The key ingredient that connects these ideas with Lebesgue measurability is the following theorem of Raisonnier:
Theorem. Assume ZF + DC. If there is an uncountable well-orderable subset of $\mathbb{R}$ then there is a non-measurable set of reals.
I don't know whether this goes through in a boolean topos with dependent choice. However, since this is a theorem of "ordinary mathematics," I conjecture that it does! The theorem does use some "fancy objects" such as rapid ultrafilters but these do make sense in a boolean topos and, in the presence of dependent choice, so does Lebesgue measure. I could be wrong, but I can't see any immediate obstructions to Raisonnier's Theorem in a boolean topos with dependent choice.

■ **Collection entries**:

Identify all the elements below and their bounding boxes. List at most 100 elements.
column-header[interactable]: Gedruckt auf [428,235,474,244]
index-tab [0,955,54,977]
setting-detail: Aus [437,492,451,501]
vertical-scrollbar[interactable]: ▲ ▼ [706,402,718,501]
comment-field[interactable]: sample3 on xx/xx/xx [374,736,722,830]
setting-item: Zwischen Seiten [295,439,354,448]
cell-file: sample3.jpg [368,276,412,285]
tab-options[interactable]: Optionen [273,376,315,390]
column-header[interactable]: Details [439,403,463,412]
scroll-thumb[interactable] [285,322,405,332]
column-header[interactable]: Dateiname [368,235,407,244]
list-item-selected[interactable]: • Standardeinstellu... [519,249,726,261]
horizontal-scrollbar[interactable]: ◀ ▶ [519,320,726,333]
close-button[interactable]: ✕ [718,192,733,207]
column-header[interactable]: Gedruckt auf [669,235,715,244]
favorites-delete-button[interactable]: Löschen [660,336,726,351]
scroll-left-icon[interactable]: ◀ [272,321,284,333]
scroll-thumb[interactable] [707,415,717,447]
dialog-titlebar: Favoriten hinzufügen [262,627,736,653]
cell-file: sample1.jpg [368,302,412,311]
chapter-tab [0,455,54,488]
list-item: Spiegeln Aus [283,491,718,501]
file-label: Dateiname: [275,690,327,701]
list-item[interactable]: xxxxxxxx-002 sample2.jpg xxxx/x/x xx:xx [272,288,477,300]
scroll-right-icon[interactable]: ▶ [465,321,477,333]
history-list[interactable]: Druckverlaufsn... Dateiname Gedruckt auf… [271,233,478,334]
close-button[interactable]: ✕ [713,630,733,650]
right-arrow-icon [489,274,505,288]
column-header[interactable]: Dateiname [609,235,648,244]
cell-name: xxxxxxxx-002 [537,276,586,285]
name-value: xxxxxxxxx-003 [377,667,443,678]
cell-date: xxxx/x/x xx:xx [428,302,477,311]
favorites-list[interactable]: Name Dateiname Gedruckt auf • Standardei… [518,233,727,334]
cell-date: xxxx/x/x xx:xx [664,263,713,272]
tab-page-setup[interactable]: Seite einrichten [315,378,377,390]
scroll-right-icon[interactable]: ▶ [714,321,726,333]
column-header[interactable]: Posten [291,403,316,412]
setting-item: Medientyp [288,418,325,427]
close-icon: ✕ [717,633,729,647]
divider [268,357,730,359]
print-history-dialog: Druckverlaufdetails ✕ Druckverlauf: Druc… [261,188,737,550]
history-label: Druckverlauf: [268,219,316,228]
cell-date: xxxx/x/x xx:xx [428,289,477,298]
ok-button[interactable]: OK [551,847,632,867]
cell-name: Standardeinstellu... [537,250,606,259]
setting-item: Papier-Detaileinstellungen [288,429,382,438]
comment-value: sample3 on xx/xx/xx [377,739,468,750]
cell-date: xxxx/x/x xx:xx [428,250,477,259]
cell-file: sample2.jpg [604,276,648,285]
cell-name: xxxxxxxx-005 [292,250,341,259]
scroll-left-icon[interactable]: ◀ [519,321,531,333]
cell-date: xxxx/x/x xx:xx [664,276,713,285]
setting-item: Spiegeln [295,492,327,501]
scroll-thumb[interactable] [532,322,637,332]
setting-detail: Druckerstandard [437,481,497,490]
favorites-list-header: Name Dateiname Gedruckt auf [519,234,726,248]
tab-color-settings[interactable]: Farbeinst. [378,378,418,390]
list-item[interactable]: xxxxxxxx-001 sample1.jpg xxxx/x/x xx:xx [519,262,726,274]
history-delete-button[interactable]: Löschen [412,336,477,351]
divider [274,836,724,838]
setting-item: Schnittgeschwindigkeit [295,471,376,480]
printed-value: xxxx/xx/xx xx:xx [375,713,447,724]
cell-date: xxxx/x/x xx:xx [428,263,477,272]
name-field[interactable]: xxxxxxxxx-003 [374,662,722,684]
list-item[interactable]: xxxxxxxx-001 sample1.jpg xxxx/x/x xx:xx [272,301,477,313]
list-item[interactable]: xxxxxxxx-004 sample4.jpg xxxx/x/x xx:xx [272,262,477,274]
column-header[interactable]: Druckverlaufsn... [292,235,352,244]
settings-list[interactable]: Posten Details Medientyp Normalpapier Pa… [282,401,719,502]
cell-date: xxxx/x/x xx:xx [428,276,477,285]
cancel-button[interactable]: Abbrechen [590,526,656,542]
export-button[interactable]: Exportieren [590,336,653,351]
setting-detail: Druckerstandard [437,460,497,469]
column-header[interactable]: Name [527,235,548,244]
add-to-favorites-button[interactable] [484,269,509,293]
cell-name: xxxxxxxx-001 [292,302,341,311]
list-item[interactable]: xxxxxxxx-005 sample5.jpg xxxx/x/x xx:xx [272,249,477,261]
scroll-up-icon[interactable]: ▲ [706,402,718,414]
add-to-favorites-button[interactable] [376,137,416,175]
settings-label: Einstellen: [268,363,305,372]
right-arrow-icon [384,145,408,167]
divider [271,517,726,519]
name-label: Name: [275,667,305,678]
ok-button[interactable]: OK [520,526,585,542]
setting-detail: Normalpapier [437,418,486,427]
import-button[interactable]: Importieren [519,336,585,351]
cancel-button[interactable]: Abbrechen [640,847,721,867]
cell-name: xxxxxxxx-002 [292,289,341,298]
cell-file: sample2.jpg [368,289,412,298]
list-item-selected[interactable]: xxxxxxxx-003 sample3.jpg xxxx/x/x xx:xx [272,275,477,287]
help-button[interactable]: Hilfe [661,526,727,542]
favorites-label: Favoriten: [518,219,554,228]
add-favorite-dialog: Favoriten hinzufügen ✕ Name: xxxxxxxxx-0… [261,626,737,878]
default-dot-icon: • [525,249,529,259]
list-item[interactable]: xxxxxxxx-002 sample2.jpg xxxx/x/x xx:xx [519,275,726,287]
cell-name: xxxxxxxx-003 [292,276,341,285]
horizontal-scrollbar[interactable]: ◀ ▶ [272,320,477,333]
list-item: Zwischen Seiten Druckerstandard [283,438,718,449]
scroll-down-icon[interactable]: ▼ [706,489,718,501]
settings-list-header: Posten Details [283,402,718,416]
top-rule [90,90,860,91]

■ **Work order A**: From the passage on Raisonnier's theorem, list every hypothesis the stated theorem requires in order to conclude that there is a non-measurable set of reals.
■ **Work order B**: Continue the passage on Raisonnier's theorem from the end of its final sentence.

■ **Result A**:
- ZF
- DC (dependent choice)
- There is an uncountable well-orderable subset of $\mathbb{R}$

■ **Result B**:
Now, the $a$-constructible reals $\mathbb{R}^{L[a]} = \mathbb{R}\cap L_{\aleph_1}[a]$ form a well-orderable set of reals since $L_{\aleph_1}[a]$ has a definable wellordering. Therefore, assuming that Raisonnier's Theorem goes through, in any boolean topos with dependent choice where all sets of reals are Lebesgue measurable, it must be the case that $\mathbb{R}^{L[a]}$ is countable for every $a \subseteq \omega$. Then, the usual argument that shows that $\aleph_1$ is inaccessible in $L[a]$ goes through to show that $L_{\aleph_1}[a]$ is a model of ZFC.
To summarize, at Alex's request, the above sketches a proof of the following:
Theorem. In a boolean topos with dependent choice where all well-orderable sets of reals are countable, every real is contained in a well-founded model of ZFC.
So the truth of the initial conjecture rests only on the truth of Raisonnier's Theorem in a boolean topos with dependent choice. Note that the conclusion is rather strong. Since the models are well-founded, all $\Sigma^1_2$ statements that are true in such models are also true in the ambient topos. In particular, every such topos proves that ZFC is not only consistent but also $\Sigma^1_2$-sound.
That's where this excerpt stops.